* _To be done_:
Leave out the images and repeat the listing below without a single change.
================
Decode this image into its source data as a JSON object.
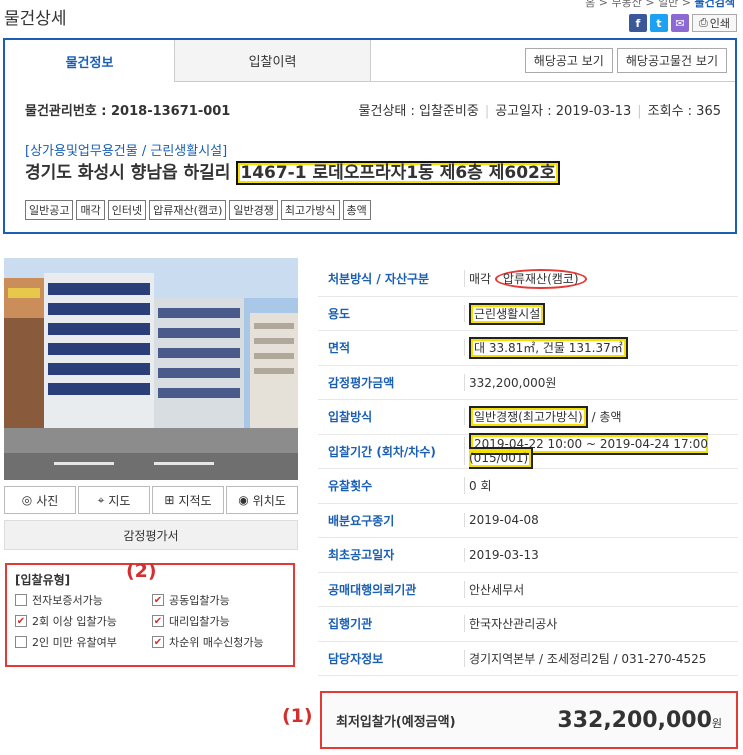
{
  "page_title": "물건상세",
  "breadcrumb": {
    "items": [
      "홈",
      "부동산",
      "일반"
    ],
    "current": "물건검색"
  },
  "share": {
    "facebook": "f",
    "twitter": "t",
    "mail": "✉",
    "print_label": "인쇄"
  },
  "tabs": [
    {
      "label": "물건정보"
    },
    {
      "label": "입찰이력"
    }
  ],
  "notice_buttons": {
    "view_notice": "해당공고 보기",
    "view_notice_items": "해당공고물건 보기"
  },
  "item": {
    "mgmt_no": "물건관리번호 : 2018-13671-001",
    "status": "물건상태 : 입찰준비중",
    "notice_date": "공고일자 : 2019-03-13",
    "views": "조회수 : 365",
    "category": "[상가용및업무용건물 / 근린생활시설]",
    "address_main": "경기도 화성시 향남읍 하길리 ",
    "address_hl": "1467-1 로데오프라자1동 제6층 제602호",
    "tags": [
      "일반공고",
      "매각",
      "인터넷",
      "압류재산(캠코)",
      "일반경쟁",
      "최고가방식",
      "총액"
    ]
  },
  "photo_tools": {
    "photo": "사진",
    "map": "지도",
    "cadastral": "지적도",
    "location": "위치도",
    "appraisal": "감정평가서"
  },
  "bid_type": {
    "title": "[입찰유형]",
    "items": [
      {
        "label": "전자보증서가능",
        "checked": false,
        "mark": ""
      },
      {
        "label": "공동입찰가능",
        "checked": true,
        "mark": "✔"
      },
      {
        "label": "2회 이상 입찰가능",
        "checked": true,
        "mark": "✔"
      },
      {
        "label": "대리입찰가능",
        "checked": true,
        "mark": "✔"
      },
      {
        "label": "2인 미만 유찰여부",
        "checked": false,
        "mark": ""
      },
      {
        "label": "차순위 매수신청가능",
        "checked": true,
        "mark": "✔"
      }
    ]
  },
  "labels": {
    "one": "(1)",
    "two": "(2)"
  },
  "details": {
    "disposal_label": "처분방식 / 자산구분",
    "disposal_a": "매각",
    "disposal_b": "압류재산(캠코)",
    "use_label": "용도",
    "use": "근린생활시설",
    "area_label": "면적",
    "area": "대 33.81㎡, 건물 131.37㎡",
    "appraisal_label": "감정평가금액",
    "appraisal": "332,200,000원",
    "method_label": "입찰방식",
    "method_hl": "일반경쟁(최고가방식)",
    "method_rest": " / 총액",
    "period_label": "입찰기간 (회차/차수)",
    "period": "2019-04-22 10:00 ~ 2019-04-24 17:00 (015/001)",
    "failed_label": "유찰횟수",
    "failed": "0 회",
    "dist_label": "배분요구종기",
    "dist": "2019-04-08",
    "first_notice_label": "최초공고일자",
    "first_notice": "2019-03-13",
    "agency_label": "공매대행의뢰기관",
    "agency": "안산세무서",
    "exec_label": "집행기관",
    "exec": "한국자산관리공사",
    "contact_label": "담당자정보",
    "contact": "경기지역본부 / 조세정리2팀 / 031-270-4525"
  },
  "min_bid": {
    "label": "최저입찰가(예정금액)",
    "amount": "332,200,000",
    "unit": "원"
  }
}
================
* _Response_:
Decode this image into its source data as a JSON object.
{
  "page_title": "물건상세",
  "breadcrumb": {
    "items": [
      "홈",
      "부동산",
      "일반"
    ],
    "current": "물건검색"
  },
  "share": {
    "facebook": "f",
    "twitter": "t",
    "mail": "✉",
    "print_label": "인쇄"
  },
  "tabs": [
    {
      "label": "물건정보"
    },
    {
      "label": "입찰이력"
    }
  ],
  "notice_buttons": {
    "view_notice": "해당공고 보기",
    "view_notice_items": "해당공고물건 보기"
  },
  "item": {
    "mgmt_no": "물건관리번호 : 2018-13671-001",
    "status": "물건상태 : 입찰준비중",
    "notice_date": "공고일자 : 2019-03-13",
    "views": "조회수 : 365",
    "category": "[상가용및업무용건물 / 근린생활시설]",
    "address_main": "경기도 화성시 향남읍 하길리 ",
    "address_hl": "1467-1 로데오프라자1동 제6층 제602호",
    "tags": [
      "일반공고",
      "매각",
      "인터넷",
      "압류재산(캠코)",
      "일반경쟁",
      "최고가방식",
      "총액"
    ]
  },
  "photo_tools": {
    "photo": "사진",
    "map": "지도",
    "cadastral": "지적도",
    "location": "위치도",
    "appraisal": "감정평가서"
  },
  "bid_type": {
    "title": "[입찰유형]",
    "items": [
      {
        "label": "전자보증서가능",
        "checked": false,
        "mark": ""
      },
      {
        "label": "공동입찰가능",
        "checked": true,
        "mark": "✔"
      },
      {
        "label": "2회 이상 입찰가능",
        "checked": true,
        "mark": "✔"
      },
      {
        "label": "대리입찰가능",
        "checked": true,
        "mark": "✔"
      },
      {
        "label": "2인 미만 유찰여부",
        "checked": false,
        "mark": ""
      },
      {
        "label": "차순위 매수신청가능",
        "checked": true,
        "mark": "✔"
      }
    ]
  },
  "labels": {
    "one": "(1)",
    "two": "(2)"
  },
  "details": {
    "disposal_label": "처분방식 / 자산구분",
    "disposal_a": "매각",
    "disposal_b": "압류재산(캠코)",
    "use_label": "용도",
    "use": "근린생활시설",
    "area_label": "면적",
    "area": "대 33.81㎡, 건물 131.37㎡",
    "appraisal_label": "감정평가금액",
    "appraisal": "332,200,000원",
    "method_label": "입찰방식",
    "method_hl": "일반경쟁(최고가방식)",
    "method_rest": " / 총액",
    "period_label": "입찰기간 (회차/차수)",
    "period": "2019-04-22 10:00 ~ 2019-04-24 17:00 (015/001)",
    "failed_label": "유찰횟수",
    "failed": "0 회",
    "dist_label": "배분요구종기",
    "dist": "2019-04-08",
    "first_notice_label": "최초공고일자",
    "first_notice": "2019-03-13",
    "agency_label": "공매대행의뢰기관",
    "agency": "안산세무서",
    "exec_label": "집행기관",
    "exec": "한국자산관리공사",
    "contact_label": "담당자정보",
    "contact": "경기지역본부 / 조세정리2팀 / 031-270-4525"
  },
  "min_bid": {
    "label": "최저입찰가(예정금액)",
    "amount": "332,200,000",
    "unit": "원"
  }
}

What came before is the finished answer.